## EXERCISE AIM
Read the entries below and pull out each line with the string "text".

Dataset excerpt:
══════════════════════════════

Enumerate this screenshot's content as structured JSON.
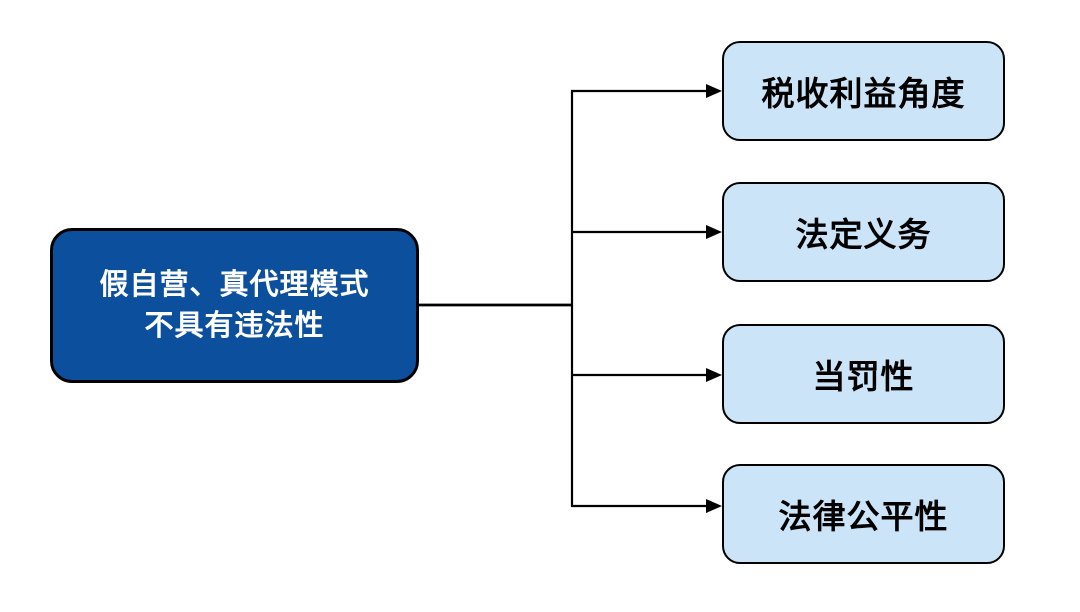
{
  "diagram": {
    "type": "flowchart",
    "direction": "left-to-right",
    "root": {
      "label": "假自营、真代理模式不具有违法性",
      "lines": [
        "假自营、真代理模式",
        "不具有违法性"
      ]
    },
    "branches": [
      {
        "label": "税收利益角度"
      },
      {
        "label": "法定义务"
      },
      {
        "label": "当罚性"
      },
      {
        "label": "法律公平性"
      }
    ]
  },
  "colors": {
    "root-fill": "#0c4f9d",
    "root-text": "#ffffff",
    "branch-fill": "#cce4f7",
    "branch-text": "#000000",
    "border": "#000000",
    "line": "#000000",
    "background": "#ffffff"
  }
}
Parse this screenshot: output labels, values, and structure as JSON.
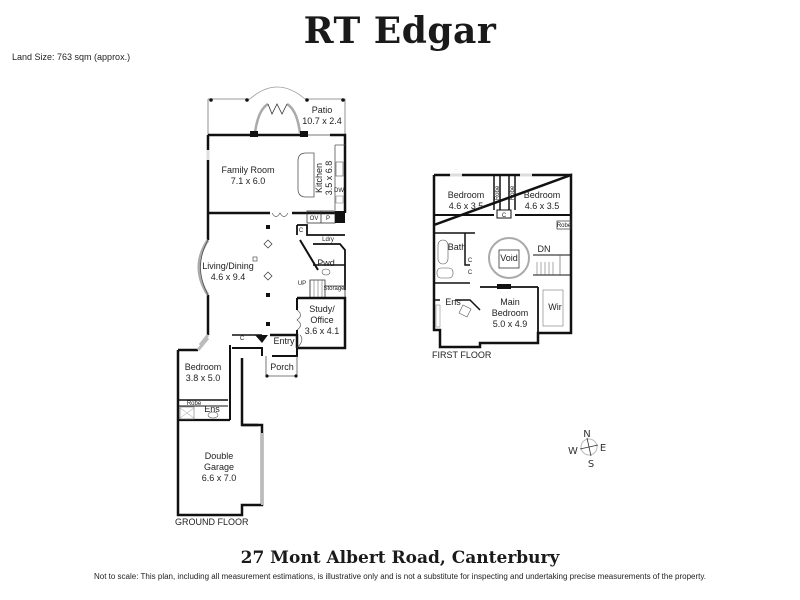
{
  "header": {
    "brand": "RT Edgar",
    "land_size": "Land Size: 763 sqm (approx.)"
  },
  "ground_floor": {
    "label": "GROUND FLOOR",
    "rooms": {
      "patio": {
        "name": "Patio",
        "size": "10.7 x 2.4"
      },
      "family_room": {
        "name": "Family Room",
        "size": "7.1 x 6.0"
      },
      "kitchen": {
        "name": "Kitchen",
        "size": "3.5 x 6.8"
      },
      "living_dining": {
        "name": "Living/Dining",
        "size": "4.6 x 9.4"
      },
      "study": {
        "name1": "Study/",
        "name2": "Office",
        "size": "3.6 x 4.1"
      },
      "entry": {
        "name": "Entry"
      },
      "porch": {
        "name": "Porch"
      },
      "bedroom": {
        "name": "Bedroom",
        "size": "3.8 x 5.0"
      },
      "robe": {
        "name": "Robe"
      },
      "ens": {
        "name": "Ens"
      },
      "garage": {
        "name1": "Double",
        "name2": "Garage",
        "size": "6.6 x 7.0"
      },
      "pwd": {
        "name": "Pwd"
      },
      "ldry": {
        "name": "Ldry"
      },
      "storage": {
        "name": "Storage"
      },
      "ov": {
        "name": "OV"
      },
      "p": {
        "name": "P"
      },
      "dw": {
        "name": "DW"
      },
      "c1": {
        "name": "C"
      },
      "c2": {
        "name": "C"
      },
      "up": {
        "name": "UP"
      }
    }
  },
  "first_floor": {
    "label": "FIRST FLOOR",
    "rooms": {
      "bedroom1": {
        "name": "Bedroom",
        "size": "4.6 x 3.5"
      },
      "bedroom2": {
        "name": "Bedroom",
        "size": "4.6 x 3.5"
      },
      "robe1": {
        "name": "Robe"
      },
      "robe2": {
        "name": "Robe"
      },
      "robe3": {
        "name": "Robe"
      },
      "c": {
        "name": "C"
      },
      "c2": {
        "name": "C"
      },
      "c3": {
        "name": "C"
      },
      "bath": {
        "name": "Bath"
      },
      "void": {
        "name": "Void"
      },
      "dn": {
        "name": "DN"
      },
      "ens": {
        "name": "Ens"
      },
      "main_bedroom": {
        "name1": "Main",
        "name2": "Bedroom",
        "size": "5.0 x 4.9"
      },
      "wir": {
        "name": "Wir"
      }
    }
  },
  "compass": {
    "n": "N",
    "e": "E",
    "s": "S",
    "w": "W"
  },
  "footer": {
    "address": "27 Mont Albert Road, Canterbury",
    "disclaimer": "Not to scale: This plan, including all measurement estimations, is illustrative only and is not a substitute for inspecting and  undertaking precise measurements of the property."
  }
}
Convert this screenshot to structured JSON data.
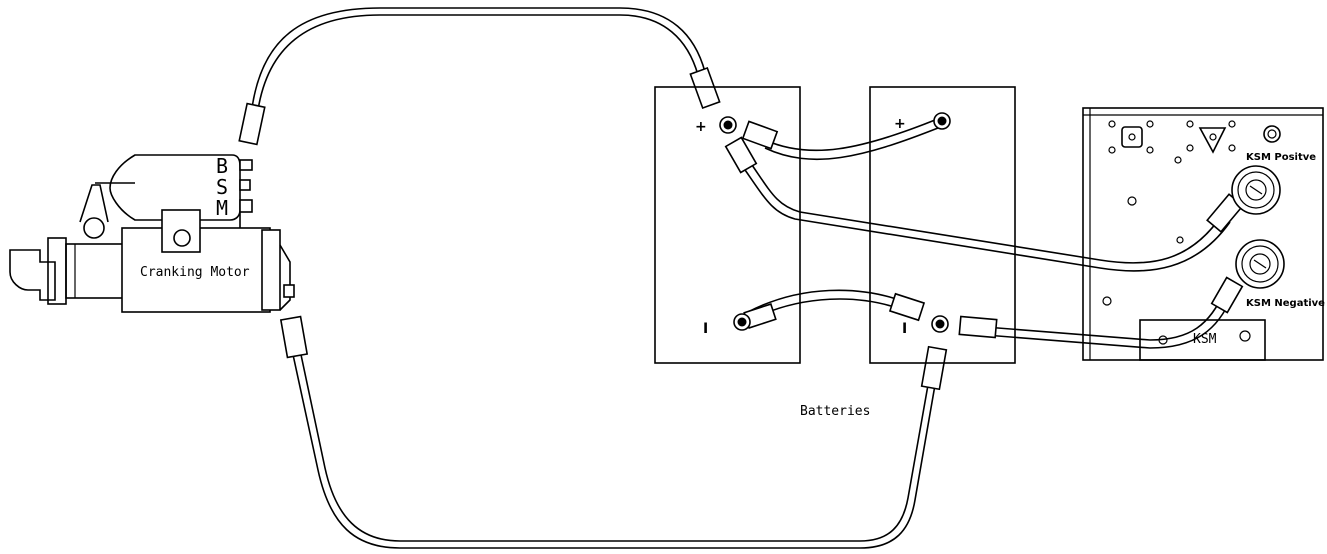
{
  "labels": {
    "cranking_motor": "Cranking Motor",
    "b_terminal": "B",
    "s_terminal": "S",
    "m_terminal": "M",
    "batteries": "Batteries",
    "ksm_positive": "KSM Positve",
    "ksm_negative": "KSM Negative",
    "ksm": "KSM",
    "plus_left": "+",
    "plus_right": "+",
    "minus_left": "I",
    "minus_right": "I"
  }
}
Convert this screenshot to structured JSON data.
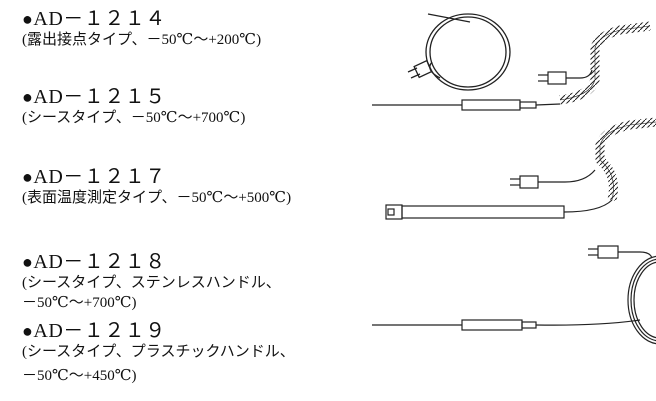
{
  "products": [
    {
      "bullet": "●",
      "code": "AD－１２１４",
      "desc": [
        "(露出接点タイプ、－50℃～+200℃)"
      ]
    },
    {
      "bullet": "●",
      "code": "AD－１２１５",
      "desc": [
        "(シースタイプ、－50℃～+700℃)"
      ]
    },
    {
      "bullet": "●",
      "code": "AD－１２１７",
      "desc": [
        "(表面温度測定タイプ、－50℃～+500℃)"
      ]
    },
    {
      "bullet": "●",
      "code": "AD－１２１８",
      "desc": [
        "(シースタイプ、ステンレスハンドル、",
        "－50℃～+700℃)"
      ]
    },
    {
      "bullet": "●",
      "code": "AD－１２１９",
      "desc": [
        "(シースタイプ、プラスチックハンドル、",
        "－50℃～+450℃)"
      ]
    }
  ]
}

══════════════════════════════

## FULL SOLUTION
    "root-text": "#ffffff",
    "branch-text": "#000000",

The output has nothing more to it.